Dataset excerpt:
<<<<

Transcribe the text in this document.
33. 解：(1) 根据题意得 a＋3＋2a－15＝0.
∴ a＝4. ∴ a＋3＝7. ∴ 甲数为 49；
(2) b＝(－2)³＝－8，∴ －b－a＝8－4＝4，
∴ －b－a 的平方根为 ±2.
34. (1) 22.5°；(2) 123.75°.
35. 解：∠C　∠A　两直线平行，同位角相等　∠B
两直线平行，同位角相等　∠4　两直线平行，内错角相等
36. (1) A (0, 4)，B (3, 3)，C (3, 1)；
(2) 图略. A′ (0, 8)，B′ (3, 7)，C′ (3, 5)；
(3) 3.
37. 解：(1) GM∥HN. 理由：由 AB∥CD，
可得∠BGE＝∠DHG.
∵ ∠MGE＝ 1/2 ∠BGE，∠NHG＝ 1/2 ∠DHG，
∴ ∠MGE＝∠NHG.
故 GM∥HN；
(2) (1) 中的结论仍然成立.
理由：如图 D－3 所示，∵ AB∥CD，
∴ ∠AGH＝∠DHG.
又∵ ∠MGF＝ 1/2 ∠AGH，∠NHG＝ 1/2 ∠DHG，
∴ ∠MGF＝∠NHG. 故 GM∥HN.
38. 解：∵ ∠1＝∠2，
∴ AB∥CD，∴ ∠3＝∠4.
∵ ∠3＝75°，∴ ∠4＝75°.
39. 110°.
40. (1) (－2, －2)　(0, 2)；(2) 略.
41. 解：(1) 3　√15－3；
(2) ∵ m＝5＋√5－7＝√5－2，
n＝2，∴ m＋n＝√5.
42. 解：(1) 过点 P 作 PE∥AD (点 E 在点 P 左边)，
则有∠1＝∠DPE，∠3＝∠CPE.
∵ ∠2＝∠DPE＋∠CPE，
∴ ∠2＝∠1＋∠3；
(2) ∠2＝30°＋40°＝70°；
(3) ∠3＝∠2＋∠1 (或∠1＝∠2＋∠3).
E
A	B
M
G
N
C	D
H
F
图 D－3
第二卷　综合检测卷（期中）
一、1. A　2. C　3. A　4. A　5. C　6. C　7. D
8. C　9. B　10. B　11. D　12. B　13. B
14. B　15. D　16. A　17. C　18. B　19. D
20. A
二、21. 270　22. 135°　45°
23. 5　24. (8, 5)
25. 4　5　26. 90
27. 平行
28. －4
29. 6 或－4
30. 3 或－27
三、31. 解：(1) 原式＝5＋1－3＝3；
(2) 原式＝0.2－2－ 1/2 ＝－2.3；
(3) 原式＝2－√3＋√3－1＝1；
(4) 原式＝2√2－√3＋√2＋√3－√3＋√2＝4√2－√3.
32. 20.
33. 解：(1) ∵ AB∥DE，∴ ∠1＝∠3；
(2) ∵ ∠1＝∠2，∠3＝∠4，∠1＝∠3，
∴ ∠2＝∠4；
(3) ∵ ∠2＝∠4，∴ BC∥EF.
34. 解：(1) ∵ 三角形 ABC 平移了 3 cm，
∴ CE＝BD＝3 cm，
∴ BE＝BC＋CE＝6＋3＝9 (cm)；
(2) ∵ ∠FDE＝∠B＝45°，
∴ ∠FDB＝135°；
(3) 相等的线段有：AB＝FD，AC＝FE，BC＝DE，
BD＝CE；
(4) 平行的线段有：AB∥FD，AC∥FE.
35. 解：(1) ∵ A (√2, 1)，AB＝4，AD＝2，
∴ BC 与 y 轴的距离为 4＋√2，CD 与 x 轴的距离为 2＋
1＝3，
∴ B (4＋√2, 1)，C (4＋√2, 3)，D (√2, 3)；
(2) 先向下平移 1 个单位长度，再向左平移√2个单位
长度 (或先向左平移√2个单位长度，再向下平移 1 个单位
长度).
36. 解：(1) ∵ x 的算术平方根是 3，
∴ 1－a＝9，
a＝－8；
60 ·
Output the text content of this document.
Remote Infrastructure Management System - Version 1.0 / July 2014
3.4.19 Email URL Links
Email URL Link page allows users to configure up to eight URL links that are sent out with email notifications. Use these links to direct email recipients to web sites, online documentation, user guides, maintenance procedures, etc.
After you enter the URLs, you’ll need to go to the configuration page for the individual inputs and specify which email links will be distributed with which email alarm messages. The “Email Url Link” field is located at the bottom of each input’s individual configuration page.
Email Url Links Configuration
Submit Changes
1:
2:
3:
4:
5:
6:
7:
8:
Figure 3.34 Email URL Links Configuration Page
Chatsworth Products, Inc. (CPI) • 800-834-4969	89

>>>>

* TASK OBJECTIVE *
Please restate the data word for word, every record included.

* FULL RESPONSE *
Transcribe the text in this document.
33. 解：(1) 根据题意得 a＋3＋2a－15＝0.
∴ a＝4. ∴ a＋3＝7. ∴ 甲数为 49；
(2) b＝(－2)³＝－8，∴ －b－a＝8－4＝4，
∴ －b－a 的平方根为 ±2.
34. (1) 22.5°；(2) 123.75°.
35. 解：∠C　∠A　两直线平行，同位角相等　∠B
两直线平行，同位角相等　∠4　两直线平行，内错角相等
36. (1) A (0, 4)，B (3, 3)，C (3, 1)；
(2) 图略. A′ (0, 8)，B′ (3, 7)，C′ (3, 5)；
(3) 3.
37. 解：(1) GM∥HN. 理由：由 AB∥CD，
可得∠BGE＝∠DHG.
∵ ∠MGE＝ 1/2 ∠BGE，∠NHG＝ 1/2 ∠DHG，
∴ ∠MGE＝∠NHG.
故 GM∥HN；
(2) (1) 中的结论仍然成立.
理由：如图 D－3 所示，∵ AB∥CD，
∴ ∠AGH＝∠DHG.
又∵ ∠MGF＝ 1/2 ∠AGH，∠NHG＝ 1/2 ∠DHG，
∴ ∠MGF＝∠NHG. 故 GM∥HN.
38. 解：∵ ∠1＝∠2，
∴ AB∥CD，∴ ∠3＝∠4.
∵ ∠3＝75°，∴ ∠4＝75°.
39. 110°.
40. (1) (－2, －2)　(0, 2)；(2) 略.
41. 解：(1) 3　√15－3；
(2) ∵ m＝5＋√5－7＝√5－2，
n＝2，∴ m＋n＝√5.
42. 解：(1) 过点 P 作 PE∥AD (点 E 在点 P 左边)，
则有∠1＝∠DPE，∠3＝∠CPE.
∵ ∠2＝∠DPE＋∠CPE，
∴ ∠2＝∠1＋∠3；
(2) ∠2＝30°＋40°＝70°；
(3) ∠3＝∠2＋∠1 (或∠1＝∠2＋∠3).
E
A	B
M
G
N
C	D
H
F
图 D－3
第二卷　综合检测卷（期中）
一、1. A　2. C　3. A　4. A　5. C　6. C　7. D
8. C　9. B　10. B　11. D　12. B　13. B
14. B　15. D　16. A　17. C　18. B　19. D
20. A
二、21. 270　22. 135°　45°
23. 5　24. (8, 5)
25. 4　5　26. 90
27. 平行
28. －4
29. 6 或－4
30. 3 或－27
三、31. 解：(1) 原式＝5＋1－3＝3；
(2) 原式＝0.2－2－ 1/2 ＝－2.3；
(3) 原式＝2－√3＋√3－1＝1；
(4) 原式＝2√2－√3＋√2＋√3－√3＋√2＝4√2－√3.
32. 20.
33. 解：(1) ∵ AB∥DE，∴ ∠1＝∠3；
(2) ∵ ∠1＝∠2，∠3＝∠4，∠1＝∠3，
∴ ∠2＝∠4；
(3) ∵ ∠2＝∠4，∴ BC∥EF.
34. 解：(1) ∵ 三角形 ABC 平移了 3 cm，
∴ CE＝BD＝3 cm，
∴ BE＝BC＋CE＝6＋3＝9 (cm)；
(2) ∵ ∠FDE＝∠B＝45°，
∴ ∠FDB＝135°；
(3) 相等的线段有：AB＝FD，AC＝FE，BC＝DE，
BD＝CE；
(4) 平行的线段有：AB∥FD，AC∥FE.
35. 解：(1) ∵ A (√2, 1)，AB＝4，AD＝2，
∴ BC 与 y 轴的距离为 4＋√2，CD 与 x 轴的距离为 2＋
1＝3，
∴ B (4＋√2, 1)，C (4＋√2, 3)，D (√2, 3)；
(2) 先向下平移 1 个单位长度，再向左平移√2个单位
长度 (或先向左平移√2个单位长度，再向下平移 1 个单位
长度).
36. 解：(1) ∵ x 的算术平方根是 3，
∴ 1－a＝9，
a＝－8；
60 ·
Output the text content of this document.
Remote Infrastructure Management System - Version 1.0 / July 2014
3.4.19 Email URL Links
Email URL Link page allows users to configure up to eight URL links that are sent out with email notifications. Use these links to direct email recipients to web sites, online documentation, user guides, maintenance procedures, etc.
After you enter the URLs, you’ll need to go to the configuration page for the individual inputs and specify which email links will be distributed with which email alarm messages. The “Email Url Link” field is located at the bottom of each input’s individual configuration page.
Email Url Links Configuration
Submit Changes
1:
2:
3:
4:
5:
6:
7:
8:
Figure 3.34 Email URL Links Configuration Page
Chatsworth Products, Inc. (CPI) • 800-834-4969	89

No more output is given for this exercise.